What is asked:
Please output every line of the material as it stands, without the pictures.
================
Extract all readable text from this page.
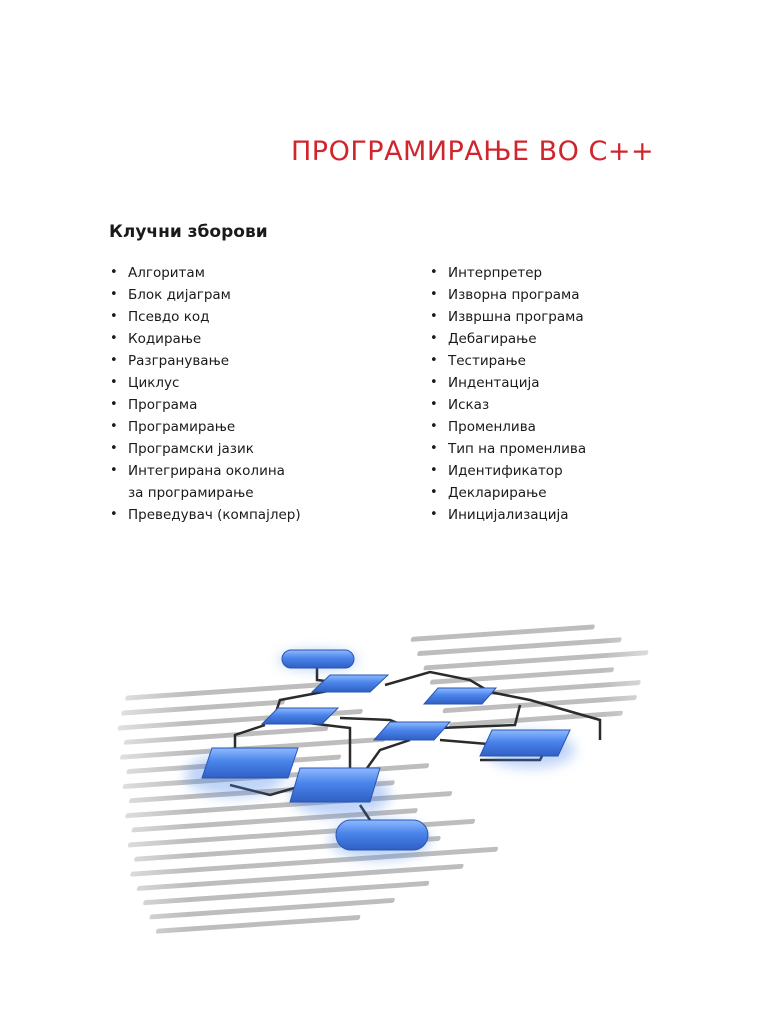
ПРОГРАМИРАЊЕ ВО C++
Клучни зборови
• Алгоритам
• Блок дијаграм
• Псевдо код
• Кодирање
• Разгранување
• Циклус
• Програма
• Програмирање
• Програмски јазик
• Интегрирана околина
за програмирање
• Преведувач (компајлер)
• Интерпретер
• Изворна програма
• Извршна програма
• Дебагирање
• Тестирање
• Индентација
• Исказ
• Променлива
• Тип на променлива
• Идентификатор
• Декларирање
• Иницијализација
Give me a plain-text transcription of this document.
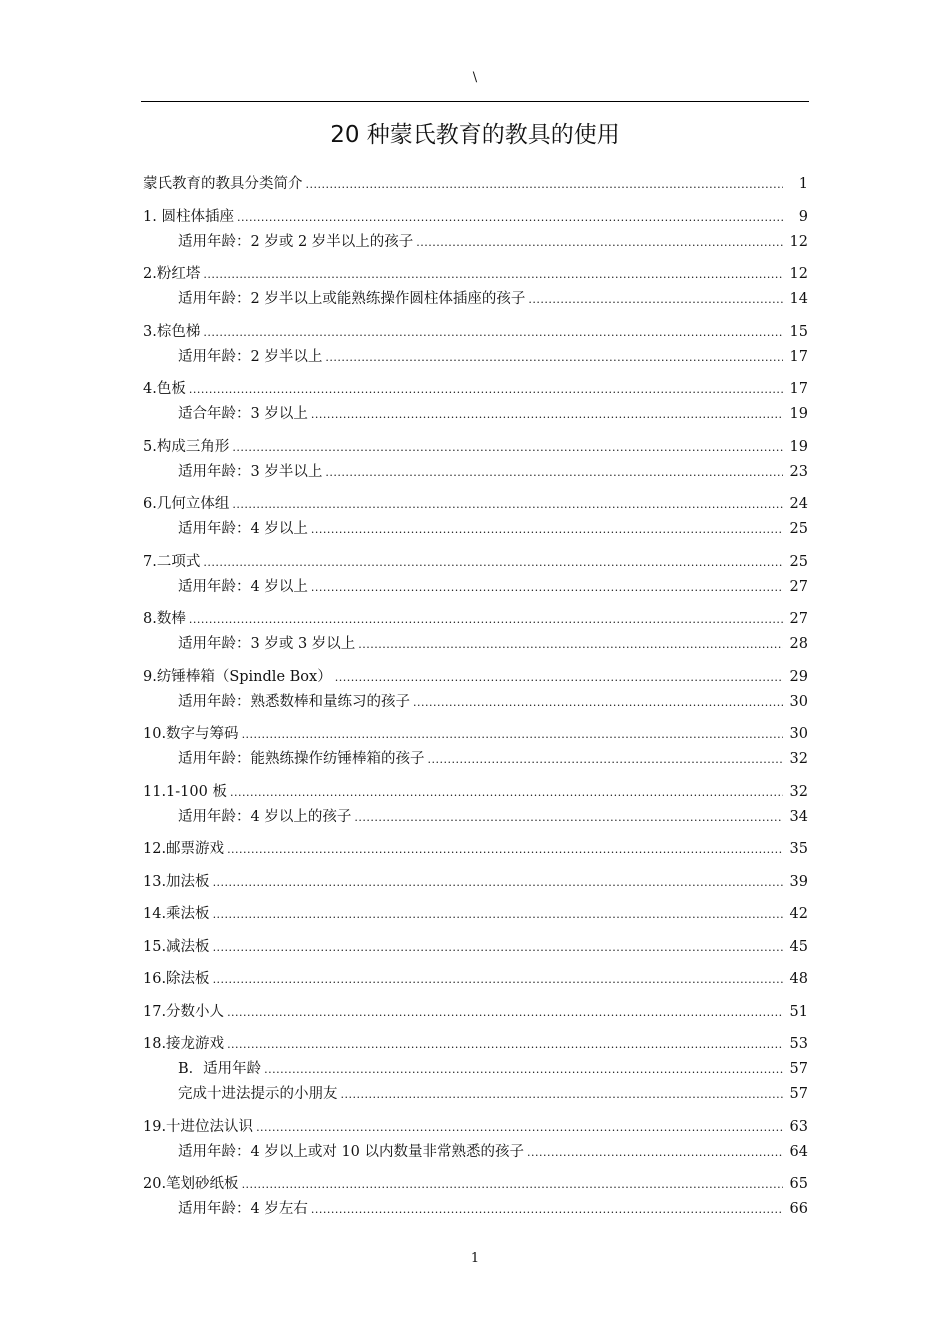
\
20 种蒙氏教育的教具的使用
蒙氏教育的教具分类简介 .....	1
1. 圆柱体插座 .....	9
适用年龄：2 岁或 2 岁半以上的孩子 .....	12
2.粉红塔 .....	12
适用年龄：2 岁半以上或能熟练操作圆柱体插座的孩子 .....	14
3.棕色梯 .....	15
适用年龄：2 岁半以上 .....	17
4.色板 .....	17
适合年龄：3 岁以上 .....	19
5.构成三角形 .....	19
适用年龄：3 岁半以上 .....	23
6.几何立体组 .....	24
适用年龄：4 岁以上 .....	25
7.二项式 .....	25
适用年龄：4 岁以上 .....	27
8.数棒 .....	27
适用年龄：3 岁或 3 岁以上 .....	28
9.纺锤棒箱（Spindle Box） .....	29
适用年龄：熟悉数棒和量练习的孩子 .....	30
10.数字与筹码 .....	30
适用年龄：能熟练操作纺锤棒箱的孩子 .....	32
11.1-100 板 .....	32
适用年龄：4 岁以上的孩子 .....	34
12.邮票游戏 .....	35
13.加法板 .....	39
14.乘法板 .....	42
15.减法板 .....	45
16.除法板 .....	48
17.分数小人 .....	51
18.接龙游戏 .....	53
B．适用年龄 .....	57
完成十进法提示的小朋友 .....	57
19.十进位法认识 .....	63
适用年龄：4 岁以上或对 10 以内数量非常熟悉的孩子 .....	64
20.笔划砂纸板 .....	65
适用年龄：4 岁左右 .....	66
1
================
Answer:
Extract all readable text from this page.
ПРОГРАМИРАЊЕ ВО C++
Клучни зборови
• Алгоритам
• Блок дијаграм
• Псевдо код
• Кодирање
• Разгранување
• Циклус
• Програма
• Програмирање
• Програмски јазик
• Интегрирана околина
за програмирање
• Преведувач (компајлер)
• Интерпретер
• Изворна програма
• Извршна програма
• Дебагирање
• Тестирање
• Индентација
• Исказ
• Променлива
• Тип на променлива
• Идентификатор
• Декларирање
• Иницијализација
Give me a plain-text transcription of this document.
\
20 种蒙氏教育的教具的使用
蒙氏教育的教具分类简介 .....	1
1. 圆柱体插座 .....	9
适用年龄：2 岁或 2 岁半以上的孩子 .....	12
2.粉红塔 .....	12
适用年龄：2 岁半以上或能熟练操作圆柱体插座的孩子 .....	14
3.棕色梯 .....	15
适用年龄：2 岁半以上 .....	17
4.色板 .....	17
适合年龄：3 岁以上 .....	19
5.构成三角形 .....	19
适用年龄：3 岁半以上 .....	23
6.几何立体组 .....	24
适用年龄：4 岁以上 .....	25
7.二项式 .....	25
适用年龄：4 岁以上 .....	27
8.数棒 .....	27
适用年龄：3 岁或 3 岁以上 .....	28
9.纺锤棒箱（Spindle Box） .....	29
适用年龄：熟悉数棒和量练习的孩子 .....	30
10.数字与筹码 .....	30
适用年龄：能熟练操作纺锤棒箱的孩子 .....	32
11.1-100 板 .....	32
适用年龄：4 岁以上的孩子 .....	34
12.邮票游戏 .....	35
13.加法板 .....	39
14.乘法板 .....	42
15.减法板 .....	45
16.除法板 .....	48
17.分数小人 .....	51
18.接龙游戏 .....	53
B．适用年龄 .....	57
完成十进法提示的小朋友 .....	57
19.十进位法认识 .....	63
适用年龄：4 岁以上或对 10 以内数量非常熟悉的孩子 .....	64
20.笔划砂纸板 .....	65
适用年龄：4 岁左右 .....	66
1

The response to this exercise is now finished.